Work instruction:
Any picture among the records should be left out, please; retype the rest exactly.

--- Data for the task Enclosed Below ---

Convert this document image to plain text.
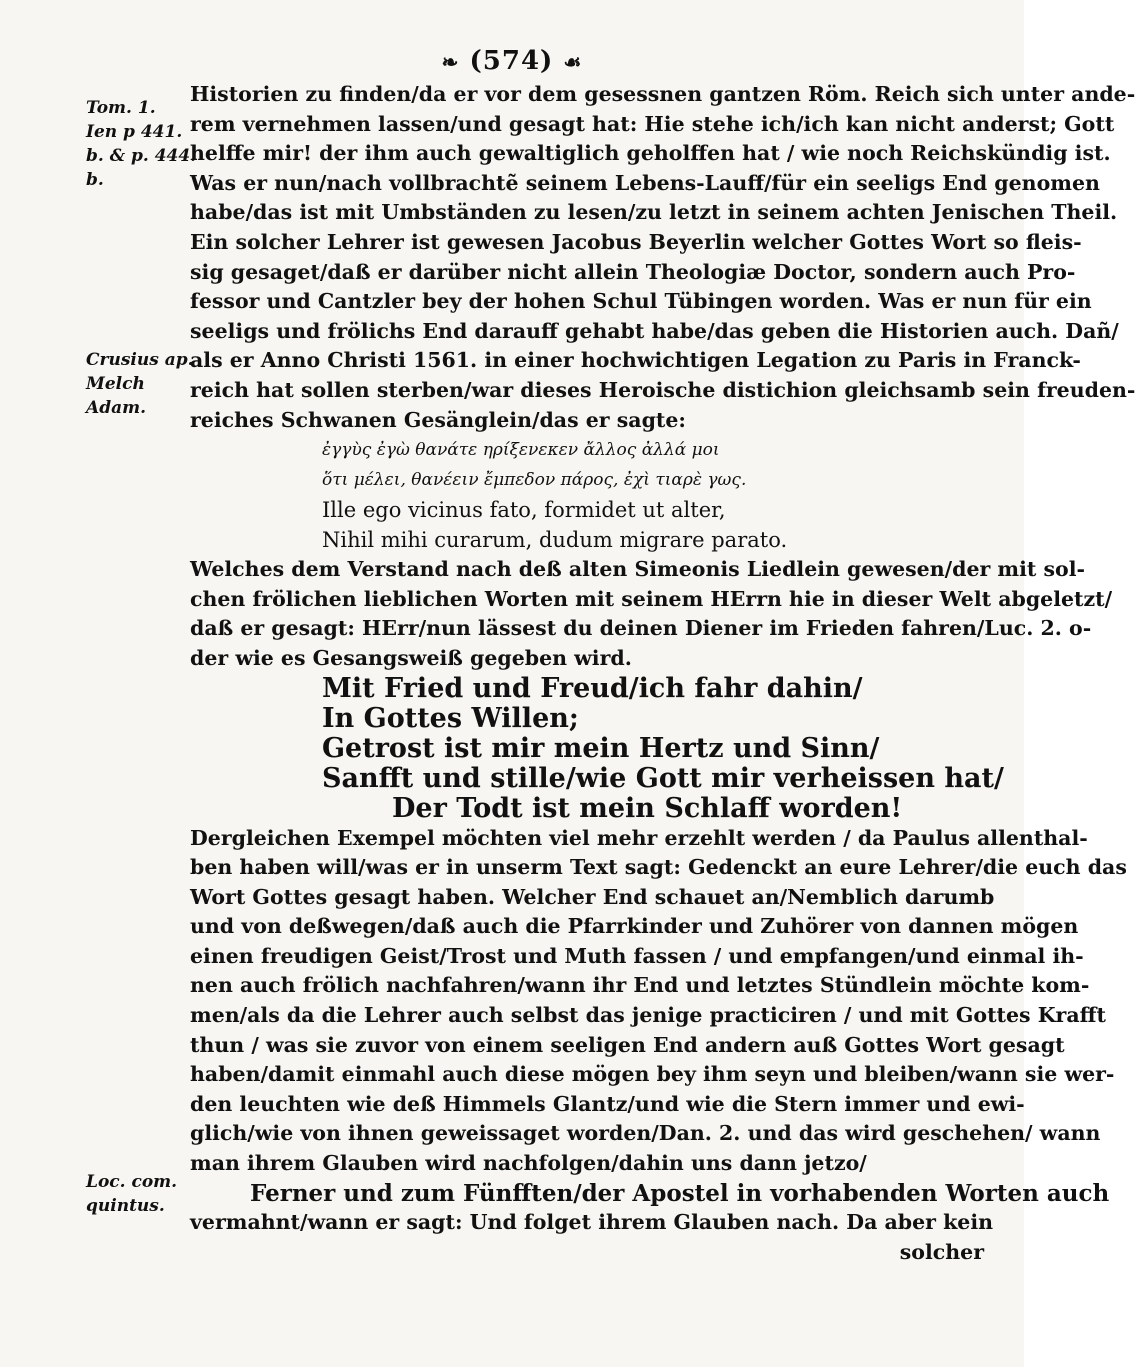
❧ (574) ☙
Tom. 1.
Ien p 441.
b. & p. 444.
b.
Crusius ap.
Melch
Adam.
Loc. com.
quintus.
Historien zu finden/da er vor dem gesessnen gantzen Röm. Reich sich unter ande-
rem vernehmen lassen/und gesagt hat: Hie stehe ich/ich kan nicht anderst; Gott
helffe mir! der ihm auch gewaltiglich geholffen hat / wie noch Reichskündig ist.
Was er nun/nach vollbrachtẽ seinem Lebens-Lauff/für ein seeligs End genomen
habe/das ist mit Umbständen zu lesen/zu letzt in seinem achten Jenischen Theil.
Ein solcher Lehrer ist gewesen Jacobus Beyerlin welcher Gottes Wort so fleis-
sig gesaget/daß er darüber nicht allein Theologiæ Doctor, sondern auch Pro-
fessor und Cantzler bey der hohen Schul Tübingen worden. Was er nun für ein
seeligs und frölichs End darauff gehabt habe/das geben die Historien auch. Dañ/
als er Anno Christi 1561. in einer hochwichtigen Legation zu Paris in Franck-
reich hat sollen sterben/war dieses Heroische distichion gleichsamb sein freuden-
reiches Schwanen Gesänglein/das er sagte:
ἐγγὺς ἐγὼ θανάτε ηρίξενεκεν ἄλλος ἀλλά μοι
ὅτι μέλει, θανέειν ἔμπεδον πάρος, ἐχὶ τιαρὲ γως.
Ille ego vicinus fato, formidet ut alter,
Nihil mihi curarum, dudum migrare parato.
Welches dem Verstand nach deß alten Simeonis Liedlein gewesen/der mit sol-
chen frölichen lieblichen Worten mit seinem HErrn hie in dieser Welt abgeletzt/
daß er gesagt: HErr/nun lässest du deinen Diener im Frieden fahren/Luc. 2. o-
der wie es Gesangsweiß gegeben wird.
Mit Fried und Freud/ich fahr dahin/
In Gottes Willen;
Getrost ist mir mein Hertz und Sinn/
Sanfft und stille/wie Gott mir verheissen hat/
Der Todt ist mein Schlaff worden!
Dergleichen Exempel möchten viel mehr erzehlt werden / da Paulus allenthal-
ben haben will/was er in unserm Text sagt: Gedenckt an eure Lehrer/die euch das
Wort Gottes gesagt haben. Welcher End schauet an/Nemblich darumb
und von deßwegen/daß auch die Pfarrkinder und Zuhörer von dannen mögen
einen freudigen Geist/Trost und Muth fassen / und empfangen/und einmal ih-
nen auch frölich nachfahren/wann ihr End und letztes Stündlein möchte kom-
men/als da die Lehrer auch selbst das jenige practiciren / und mit Gottes Krafft
thun / was sie zuvor von einem seeligen End andern auß Gottes Wort gesagt
haben/damit einmahl auch diese mögen bey ihm seyn und bleiben/wann sie wer-
den leuchten wie deß Himmels Glantz/und wie die Stern immer und ewi-
glich/wie von ihnen geweissaget worden/Dan. 2. und das wird geschehen/ wann
man ihrem Glauben wird nachfolgen/dahin uns dann jetzo/
Ferner und zum Fünfften/der Apostel in vorhabenden Worten auch
vermahnt/wann er sagt: Und folget ihrem Glauben nach. Da aber kein
solcher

--- End of Enclosed Data for the task ---

Result of this task:
Convert this document image to plain text.
❧ (574) ☙
Tom. 1.
Ien p 441.
b. & p. 444.
b.
Crusius ap.
Melch
Adam.
Loc. com.
quintus.
Historien zu finden/da er vor dem gesessnen gantzen Röm. Reich sich unter ande-
rem vernehmen lassen/und gesagt hat: Hie stehe ich/ich kan nicht anderst; Gott
helffe mir! der ihm auch gewaltiglich geholffen hat / wie noch Reichskündig ist.
Was er nun/nach vollbrachtẽ seinem Lebens-Lauff/für ein seeligs End genomen
habe/das ist mit Umbständen zu lesen/zu letzt in seinem achten Jenischen Theil.
Ein solcher Lehrer ist gewesen Jacobus Beyerlin welcher Gottes Wort so fleis-
sig gesaget/daß er darüber nicht allein Theologiæ Doctor, sondern auch Pro-
fessor und Cantzler bey der hohen Schul Tübingen worden. Was er nun für ein
seeligs und frölichs End darauff gehabt habe/das geben die Historien auch. Dañ/
als er Anno Christi 1561. in einer hochwichtigen Legation zu Paris in Franck-
reich hat sollen sterben/war dieses Heroische distichion gleichsamb sein freuden-
reiches Schwanen Gesänglein/das er sagte:
ἐγγὺς ἐγὼ θανάτε ηρίξενεκεν ἄλλος ἀλλά μοι
ὅτι μέλει, θανέειν ἔμπεδον πάρος, ἐχὶ τιαρὲ γως.
Ille ego vicinus fato, formidet ut alter,
Nihil mihi curarum, dudum migrare parato.
Welches dem Verstand nach deß alten Simeonis Liedlein gewesen/der mit sol-
chen frölichen lieblichen Worten mit seinem HErrn hie in dieser Welt abgeletzt/
daß er gesagt: HErr/nun lässest du deinen Diener im Frieden fahren/Luc. 2. o-
der wie es Gesangsweiß gegeben wird.
Mit Fried und Freud/ich fahr dahin/
In Gottes Willen;
Getrost ist mir mein Hertz und Sinn/
Sanfft und stille/wie Gott mir verheissen hat/
Der Todt ist mein Schlaff worden!
Dergleichen Exempel möchten viel mehr erzehlt werden / da Paulus allenthal-
ben haben will/was er in unserm Text sagt: Gedenckt an eure Lehrer/die euch das
Wort Gottes gesagt haben. Welcher End schauet an/Nemblich darumb
und von deßwegen/daß auch die Pfarrkinder und Zuhörer von dannen mögen
einen freudigen Geist/Trost und Muth fassen / und empfangen/und einmal ih-
nen auch frölich nachfahren/wann ihr End und letztes Stündlein möchte kom-
men/als da die Lehrer auch selbst das jenige practiciren / und mit Gottes Krafft
thun / was sie zuvor von einem seeligen End andern auß Gottes Wort gesagt
haben/damit einmahl auch diese mögen bey ihm seyn und bleiben/wann sie wer-
den leuchten wie deß Himmels Glantz/und wie die Stern immer und ewi-
glich/wie von ihnen geweissaget worden/Dan. 2. und das wird geschehen/ wann
man ihrem Glauben wird nachfolgen/dahin uns dann jetzo/
Ferner und zum Fünfften/der Apostel in vorhabenden Worten auch
vermahnt/wann er sagt: Und folget ihrem Glauben nach. Da aber kein
solcher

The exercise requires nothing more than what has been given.